* Task objective *
Provide nothing but the number of lines containing the string "Component".

* Data supplied *
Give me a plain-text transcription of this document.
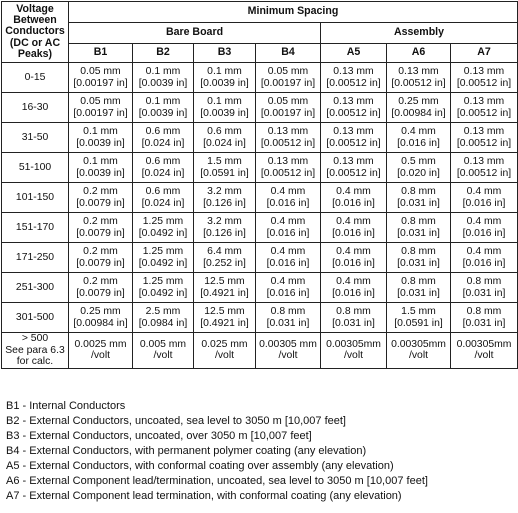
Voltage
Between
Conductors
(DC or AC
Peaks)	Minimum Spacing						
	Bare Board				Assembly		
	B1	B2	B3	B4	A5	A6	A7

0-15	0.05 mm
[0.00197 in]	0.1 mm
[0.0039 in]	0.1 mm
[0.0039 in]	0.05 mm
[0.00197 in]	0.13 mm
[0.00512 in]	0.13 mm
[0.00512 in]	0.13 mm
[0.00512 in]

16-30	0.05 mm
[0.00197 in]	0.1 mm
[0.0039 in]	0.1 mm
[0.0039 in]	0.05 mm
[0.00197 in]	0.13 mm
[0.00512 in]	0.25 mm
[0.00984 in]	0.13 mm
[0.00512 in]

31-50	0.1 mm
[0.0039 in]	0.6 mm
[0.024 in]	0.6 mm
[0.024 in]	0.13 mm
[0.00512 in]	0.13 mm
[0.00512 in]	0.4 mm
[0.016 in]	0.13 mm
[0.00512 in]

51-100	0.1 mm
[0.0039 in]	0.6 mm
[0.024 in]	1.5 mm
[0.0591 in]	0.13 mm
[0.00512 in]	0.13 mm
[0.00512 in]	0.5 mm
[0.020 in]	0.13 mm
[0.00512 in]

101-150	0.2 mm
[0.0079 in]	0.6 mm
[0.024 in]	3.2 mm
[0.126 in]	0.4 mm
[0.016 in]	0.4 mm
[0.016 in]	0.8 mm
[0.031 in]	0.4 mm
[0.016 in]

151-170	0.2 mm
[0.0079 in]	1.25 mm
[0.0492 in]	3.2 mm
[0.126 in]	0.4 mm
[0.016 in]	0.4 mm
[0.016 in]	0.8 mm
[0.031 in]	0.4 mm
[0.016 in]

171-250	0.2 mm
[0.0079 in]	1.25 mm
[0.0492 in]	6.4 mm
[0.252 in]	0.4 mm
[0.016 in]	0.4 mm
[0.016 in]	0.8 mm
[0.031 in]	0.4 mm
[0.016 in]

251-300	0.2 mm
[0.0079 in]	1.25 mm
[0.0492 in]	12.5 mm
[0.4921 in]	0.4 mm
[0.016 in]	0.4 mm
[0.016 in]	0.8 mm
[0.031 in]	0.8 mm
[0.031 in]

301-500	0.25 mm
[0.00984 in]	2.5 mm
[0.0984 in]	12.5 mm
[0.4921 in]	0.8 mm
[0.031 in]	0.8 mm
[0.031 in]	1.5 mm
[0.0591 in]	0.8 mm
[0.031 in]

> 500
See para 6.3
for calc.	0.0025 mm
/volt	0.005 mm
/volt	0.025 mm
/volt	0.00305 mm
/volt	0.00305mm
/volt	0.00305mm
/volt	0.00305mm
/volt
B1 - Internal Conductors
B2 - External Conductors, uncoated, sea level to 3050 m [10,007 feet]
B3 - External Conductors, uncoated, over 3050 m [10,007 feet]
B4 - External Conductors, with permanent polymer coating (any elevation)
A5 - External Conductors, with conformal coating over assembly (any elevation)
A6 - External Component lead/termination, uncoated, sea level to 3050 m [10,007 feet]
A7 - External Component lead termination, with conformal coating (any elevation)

* Result *
2